Extracted records:
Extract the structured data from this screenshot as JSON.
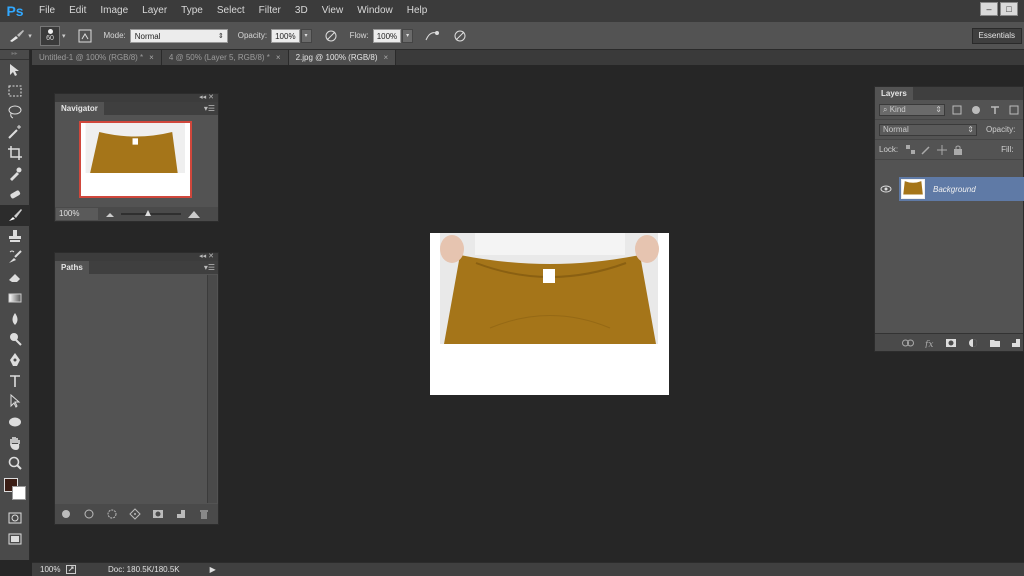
{
  "app": {
    "logo": "Ps"
  },
  "menu": [
    "File",
    "Edit",
    "Image",
    "Layer",
    "Type",
    "Select",
    "Filter",
    "3D",
    "View",
    "Window",
    "Help"
  ],
  "window_controls": [
    "–",
    "□"
  ],
  "options_bar": {
    "brush_size": "60",
    "mode_label": "Mode:",
    "mode_value": "Normal",
    "opacity_label": "Opacity:",
    "opacity_value": "100%",
    "flow_label": "Flow:",
    "flow_value": "100%",
    "workspace": "Essentials"
  },
  "doc_tabs": [
    {
      "label": "Untitled-1 @ 100% (RGB/8) *",
      "active": false
    },
    {
      "label": "4 @ 50% (Layer 5, RGB/8) *",
      "active": false
    },
    {
      "label": "2.jpg @ 100% (RGB/8)",
      "active": true
    }
  ],
  "tools": [
    "move-icon",
    "marquee-icon",
    "lasso-icon",
    "magic-wand-icon",
    "crop-icon",
    "eyedropper-icon",
    "healing-icon",
    "brush-icon",
    "stamp-icon",
    "history-brush-icon",
    "eraser-icon",
    "gradient-icon",
    "blur-icon",
    "dodge-icon",
    "pen-icon",
    "type-icon",
    "path-select-icon",
    "ellipse-icon",
    "hand-icon",
    "zoom-icon"
  ],
  "colors": {
    "foreground": "#3a1d14",
    "background": "#ffffff",
    "garment": "#a57519",
    "accent": "#d0473c"
  },
  "navigator": {
    "title": "Navigator",
    "zoom": "100%"
  },
  "paths": {
    "title": "Paths"
  },
  "layers": {
    "title": "Layers",
    "kind_filter": "Kind",
    "blend_mode": "Normal",
    "opacity_label": "Opacity:",
    "lock_label": "Lock:",
    "fill_label": "Fill:",
    "items": [
      {
        "name": "Background"
      }
    ]
  },
  "status": {
    "zoom": "100%",
    "doc_info": "Doc: 180.5K/180.5K"
  }
}
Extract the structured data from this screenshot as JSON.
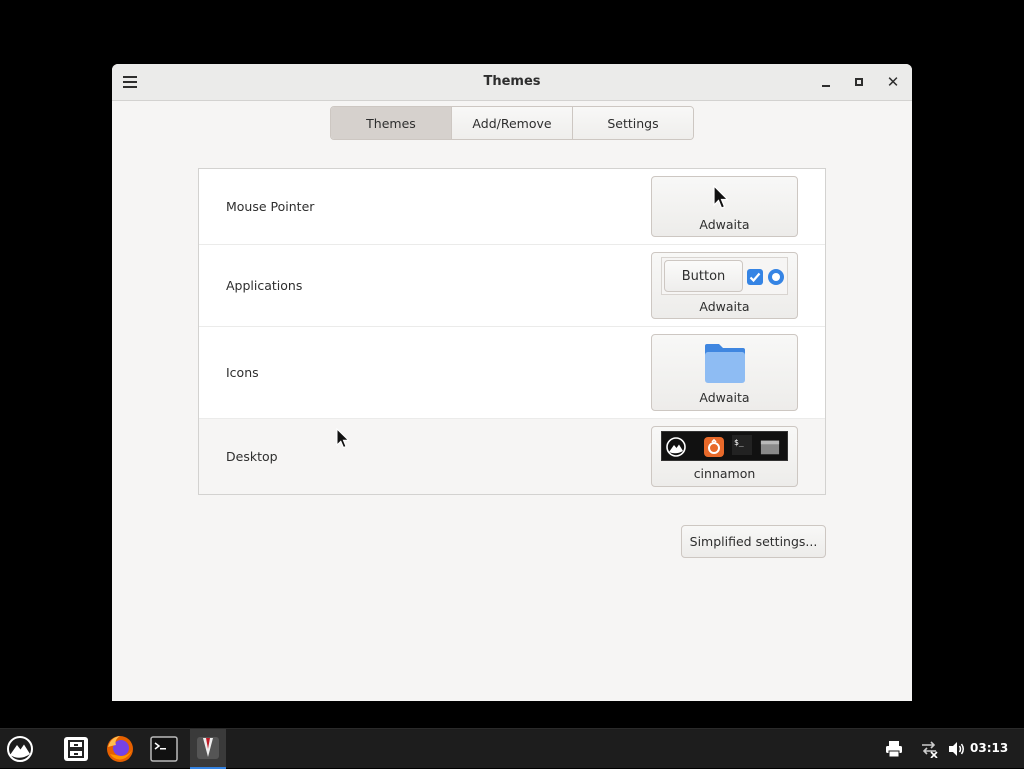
{
  "window": {
    "title": "Themes",
    "menu_icon": "hamburger-menu-icon",
    "controls": [
      "minimize-icon",
      "maximize-icon",
      "close-icon"
    ],
    "close_glyph": "✕"
  },
  "tabs": [
    {
      "label": "Themes",
      "active": true
    },
    {
      "label": "Add/Remove",
      "active": false
    },
    {
      "label": "Settings",
      "active": false
    }
  ],
  "themes": [
    {
      "label": "Mouse Pointer",
      "value": "Adwaita",
      "preview": "mouse-pointer-preview"
    },
    {
      "label": "Applications",
      "value": "Adwaita",
      "preview": "application-widgets-preview",
      "preview_button": "Button"
    },
    {
      "label": "Icons",
      "value": "Adwaita",
      "preview": "folder-icon"
    },
    {
      "label": "Desktop",
      "value": "cinnamon",
      "preview": "desktop-panel-preview"
    }
  ],
  "simplified_button": "Simplified settings...",
  "taskbar": {
    "menu_icon": "cinnamon-menu-icon",
    "launchers": [
      "file-manager-icon",
      "firefox-icon",
      "terminal-icon",
      "themes-settings-icon"
    ],
    "tray": [
      "printer-icon",
      "network-disconnected-icon",
      "volume-icon"
    ],
    "clock": "03:13"
  },
  "colors": {
    "accent": "#3584e4",
    "folder": "#7fb3f0",
    "firefox": "#e66000",
    "panel": "#1d1d1d"
  }
}
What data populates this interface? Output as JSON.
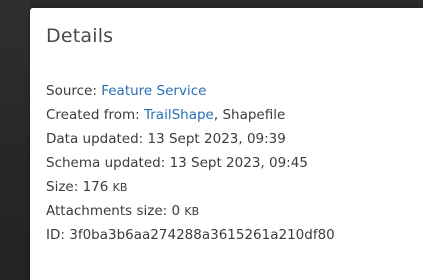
{
  "panel": {
    "title": "Details"
  },
  "details": {
    "source_label": "Source:",
    "source_value": "Feature Service",
    "created_label": "Created from:",
    "created_link": "TrailShape",
    "created_rest": ", Shapefile",
    "data_updated_label": "Data updated:",
    "data_updated_value": "13 Sept 2023, 09:39",
    "schema_updated_label": "Schema updated:",
    "schema_updated_value": "13 Sept 2023, 09:45",
    "size_label": "Size:",
    "size_value": "176",
    "size_unit": "KB",
    "attachments_label": "Attachments size:",
    "attachments_value": "0",
    "attachments_unit": "KB",
    "id_label": "ID:",
    "id_value": "3f0ba3b6aa274288a3615261a210df80"
  },
  "colors": {
    "link": "#2a6fb5",
    "text": "#3c3c3c",
    "background": "#2a2a2a",
    "card": "#ffffff"
  }
}
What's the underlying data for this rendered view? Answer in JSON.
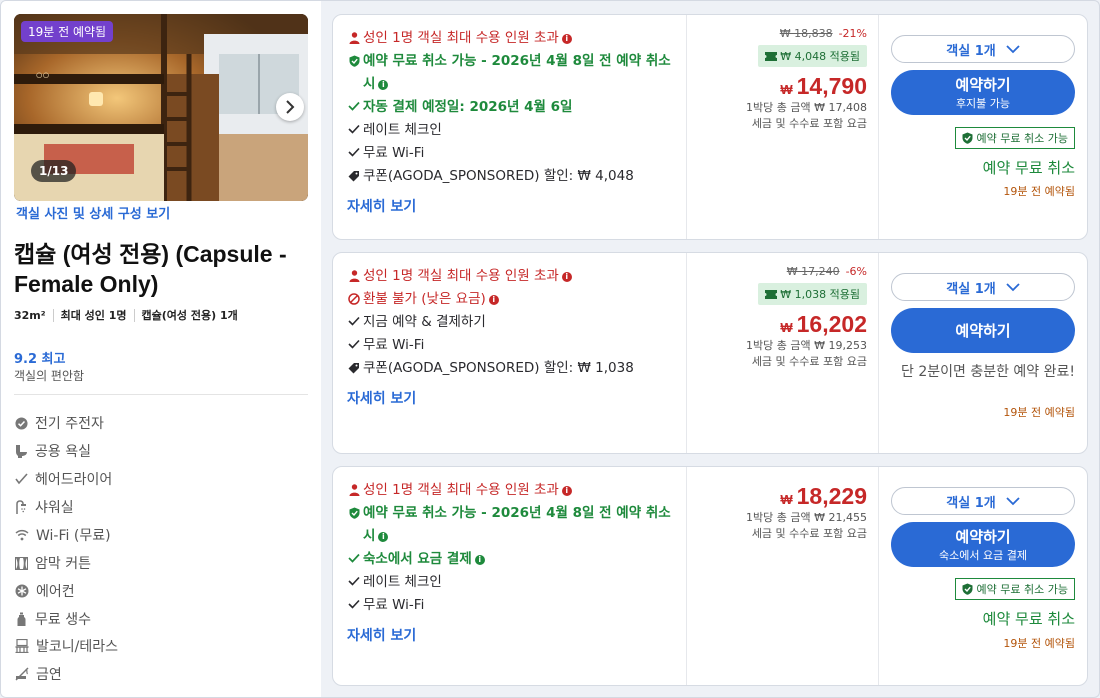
{
  "left": {
    "booked_badge": "19분 전 예약됨",
    "photo_counter": "1/13",
    "photo_link": "객실 사진 및 상세 구성 보기",
    "room_title": "캡슐 (여성 전용) (Capsule - Female Only)",
    "meta": [
      "32m²",
      "최대 성인 1명",
      "캡슐(여성 전용) 1개"
    ],
    "rating": "9.2 최고",
    "rating_sub": "객실의 편안함",
    "amenities": [
      {
        "icon": "check-circle-icon",
        "label": "전기 주전자"
      },
      {
        "icon": "toilet-icon",
        "label": "공용 욕실"
      },
      {
        "icon": "hairdryer-icon",
        "label": "헤어드라이어"
      },
      {
        "icon": "shower-icon",
        "label": "샤워실"
      },
      {
        "icon": "wifi-icon",
        "label": "Wi-Fi (무료)"
      },
      {
        "icon": "curtain-icon",
        "label": "암막 커튼"
      },
      {
        "icon": "snowflake-icon",
        "label": "에어컨"
      },
      {
        "icon": "bottle-icon",
        "label": "무료 생수"
      },
      {
        "icon": "balcony-icon",
        "label": "발코니/테라스"
      },
      {
        "icon": "no-smoking-icon",
        "label": "금연"
      }
    ]
  },
  "offers": [
    {
      "capacity": "성인 1명 객실 최대 수용 인원 초과",
      "policy": "예약 무료 취소 가능 - 2026년 4월 8일 전 예약 취소 시",
      "payment": "자동 결제 예정일: 2026년 4월 6일",
      "features": [
        "레이트 체크인",
        "무료 Wi-Fi"
      ],
      "coupon_line": "쿠폰(AGODA_SPONSORED) 할인: ₩ 4,048",
      "details": "자세히 보기",
      "original_price": "₩ 18,838",
      "discount": "-21%",
      "coupon_badge": "₩ 4,048 적용됨",
      "currency": "₩",
      "price": "14,790",
      "total": "1박당 총 금액 ₩ 17,408",
      "tax_note": "세금 및 수수료 포함 요금",
      "rooms": "객실 1개",
      "book": "예약하기",
      "book_sub": "후지불 가능",
      "free_badge": "예약 무료 취소 가능",
      "free_text": "예약 무료 취소",
      "booked": "19분 전 예약됨"
    },
    {
      "capacity": "성인 1명 객실 최대 수용 인원 초과",
      "policy": "환불 불가 (낮은 요금)",
      "features": [
        "지금 예약 & 결제하기",
        "무료 Wi-Fi"
      ],
      "coupon_line": "쿠폰(AGODA_SPONSORED) 할인: ₩ 1,038",
      "details": "자세히 보기",
      "original_price": "₩ 17,240",
      "discount": "-6%",
      "coupon_badge": "₩ 1,038 적용됨",
      "currency": "₩",
      "price": "16,202",
      "total": "1박당 총 금액 ₩ 19,253",
      "tax_note": "세금 및 수수료 포함 요금",
      "rooms": "객실 1개",
      "book": "예약하기",
      "quick": "단 2분이면 충분한 예약 완료!",
      "booked": "19분 전 예약됨"
    },
    {
      "capacity": "성인 1명 객실 최대 수용 인원 초과",
      "policy": "예약 무료 취소 가능 - 2026년 4월 8일 전 예약 취소 시",
      "payment": "숙소에서 요금 결제",
      "features": [
        "레이트 체크인",
        "무료 Wi-Fi"
      ],
      "details": "자세히 보기",
      "currency": "₩",
      "price": "18,229",
      "total": "1박당 총 금액 ₩ 21,455",
      "tax_note": "세금 및 수수료 포함 요금",
      "rooms": "객실 1개",
      "book": "예약하기",
      "book_sub": "숙소에서 요금 결제",
      "free_badge": "예약 무료 취소 가능",
      "free_text": "예약 무료 취소",
      "booked": "19분 전 예약됨"
    }
  ]
}
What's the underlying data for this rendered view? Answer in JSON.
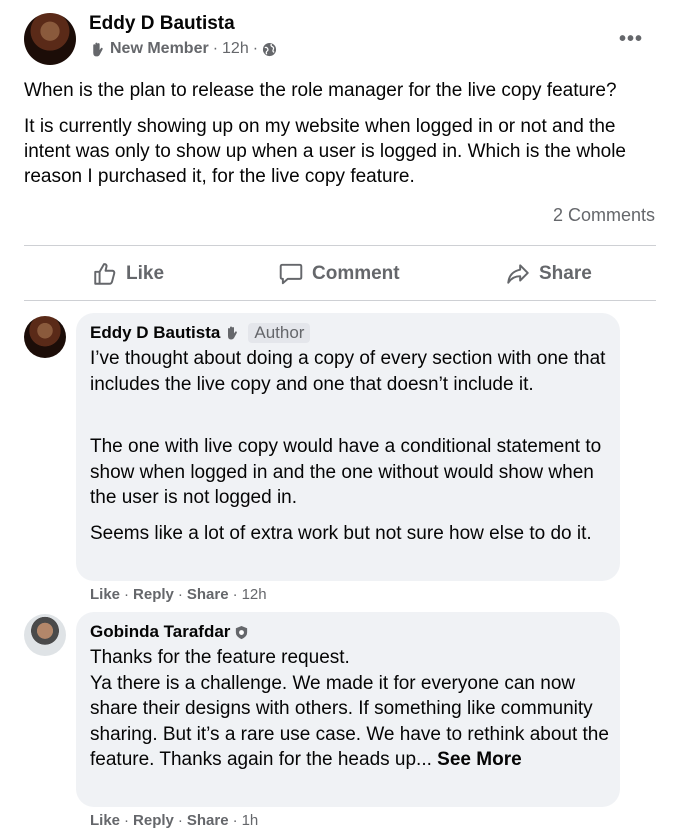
{
  "post": {
    "author": "Eddy D Bautista",
    "member_badge": "New Member",
    "time": "12h",
    "separator": "·",
    "more": "•••",
    "paragraph1": "When is the plan to release the role manager for the live copy feature?",
    "paragraph2": "It is currently showing up on my website when logged in or not and the intent was only to show up when a user is logged in. Which is the whole reason I purchased it, for the live copy feature.",
    "comment_count": "2 Comments"
  },
  "actions": {
    "like": "Like",
    "comment": "Comment",
    "share": "Share"
  },
  "comments": [
    {
      "author": "Eddy D Bautista",
      "tag": "Author",
      "p1": "I’ve thought about doing a copy of every section with one that includes the live copy and one that doesn’t include it.",
      "p2": "The one with live copy would have a conditional statement to show when logged in and the one without would show when the user is not logged in.",
      "p3": "Seems like a lot of extra work but not sure how else to do it.",
      "like": "Like",
      "reply": "Reply",
      "share": "Share",
      "time": "12h"
    },
    {
      "author": "Gobinda Tarafdar",
      "text": "Thanks for the feature request.\nYa there is a challenge. We made it for everyone can now share their designs with others. If something like community sharing. But it’s a rare use case. We have to rethink about the feature. Thanks again for the heads up...",
      "see_more": "See More",
      "like": "Like",
      "reply": "Reply",
      "share": "Share",
      "time": "1h"
    }
  ],
  "colors": {
    "secondary_text": "#65676b",
    "bubble_bg": "#f0f2f5",
    "divider": "#ced0d4"
  }
}
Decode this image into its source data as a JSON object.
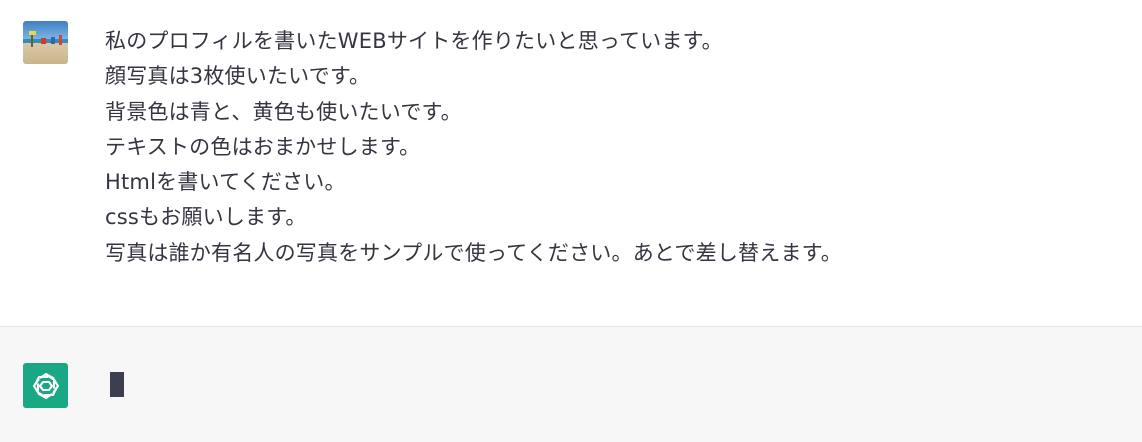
{
  "user": {
    "avatar_icon": "beach-photo-avatar",
    "message_lines": [
      "私のプロフィルを書いたWEBサイトを作りたいと思っています。",
      "顔写真は3枚使いたいです。",
      "背景色は青と、黄色も使いたいです。",
      "テキストの色はおまかせします。",
      "Htmlを書いてください。",
      "cssもお願いします。",
      "写真は誰か有名人の写真をサンプルで使ってください。あとで差し替えます。"
    ]
  },
  "assistant": {
    "avatar_icon": "openai-logo-icon",
    "avatar_color": "#19a784",
    "state": "typing-cursor"
  }
}
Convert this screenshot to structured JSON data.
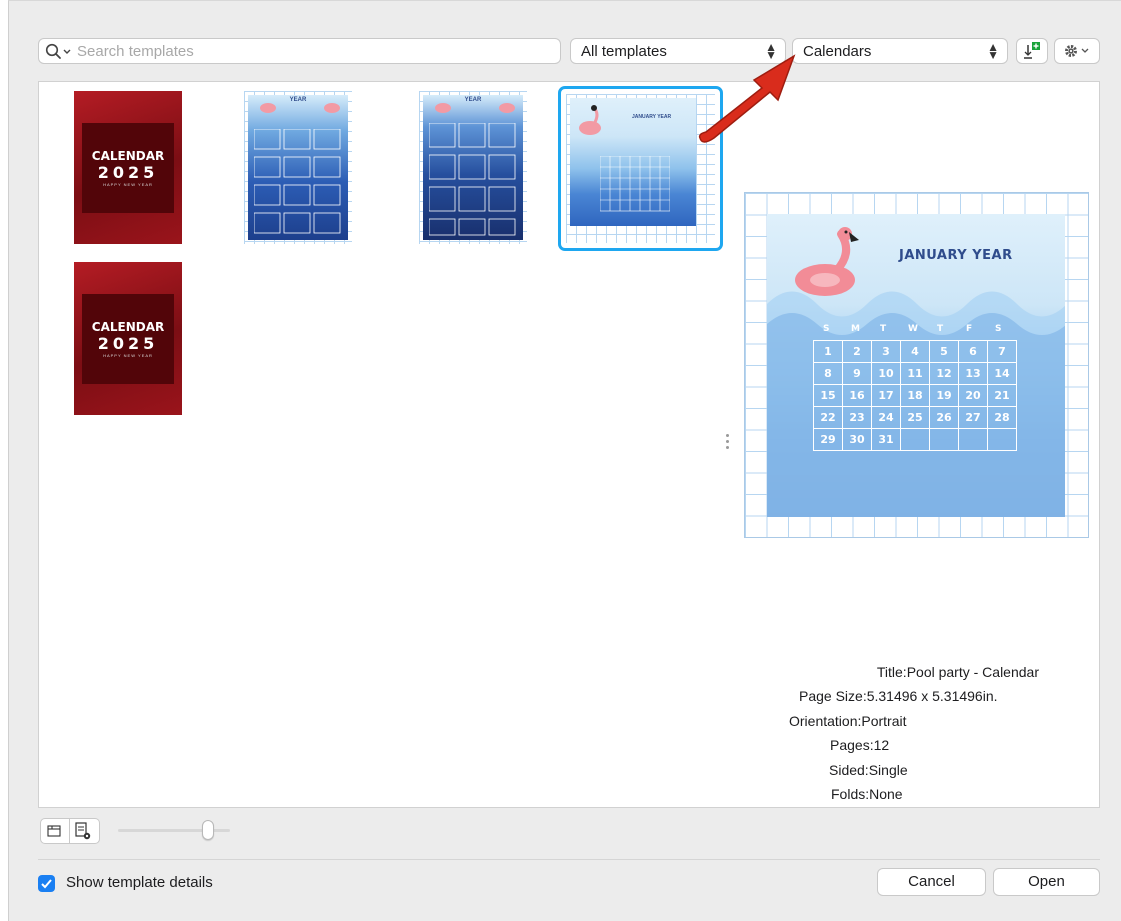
{
  "search": {
    "placeholder": "Search templates"
  },
  "filters": {
    "source_selected": "All templates",
    "category_selected": "Calendars"
  },
  "thumbnails": [
    {
      "title_line1": "CALENDAR",
      "title_line2": "2025",
      "subtitle": "HAPPY NEW YEAR"
    },
    {
      "heading": "YEAR"
    },
    {
      "heading": "YEAR"
    },
    {
      "heading": "JANUARY YEAR",
      "selected": true
    },
    {
      "title_line1": "CALENDAR",
      "title_line2": "2025",
      "subtitle": "HAPPY NEW YEAR"
    }
  ],
  "preview": {
    "heading": "JANUARY YEAR",
    "weekdays": [
      "S",
      "M",
      "T",
      "W",
      "T",
      "F",
      "S"
    ],
    "weeks": [
      [
        "1",
        "2",
        "3",
        "4",
        "5",
        "6",
        "7"
      ],
      [
        "8",
        "9",
        "10",
        "11",
        "12",
        "13",
        "14"
      ],
      [
        "15",
        "16",
        "17",
        "18",
        "19",
        "20",
        "21"
      ],
      [
        "22",
        "23",
        "24",
        "25",
        "26",
        "27",
        "28"
      ],
      [
        "29",
        "30",
        "31",
        "",
        "",
        "",
        ""
      ]
    ]
  },
  "details": {
    "title_label": "Title:",
    "title_value": "Pool party - Calendar",
    "page_size_label": "Page Size:",
    "page_size_value": "5.31496 x 5.31496in.",
    "orientation_label": "Orientation:",
    "orientation_value": "Portrait",
    "pages_label": "Pages:",
    "pages_value": "12",
    "sided_label": "Sided:",
    "sided_value": "Single",
    "folds_label": "Folds:",
    "folds_value": "None"
  },
  "footer": {
    "show_details_label": "Show template details",
    "show_details_checked": true,
    "cancel_label": "Cancel",
    "open_label": "Open"
  },
  "colors": {
    "accent": "#1a7ff2",
    "selection": "#1ea7f0",
    "arrow": "#d92c1c"
  }
}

Directive:
Collect, from the material above, every line containing the word "live".

Problem solution:
    "paragraph1": "When is the plan to release the role manager for the live copy feature?",
    "paragraph2": "It is currently showing up on my website when logged in or not and the intent was only to show up when a user is logged in. Which is the whole reason I purchased it, for the live copy feature.",
      "p1": "I’ve thought about doing a copy of every section with one that includes the live copy and one that doesn’t include it.",
      "p2": "The one with live copy would have a conditional statement to show when logged in and the one without would show when the user is not logged in.",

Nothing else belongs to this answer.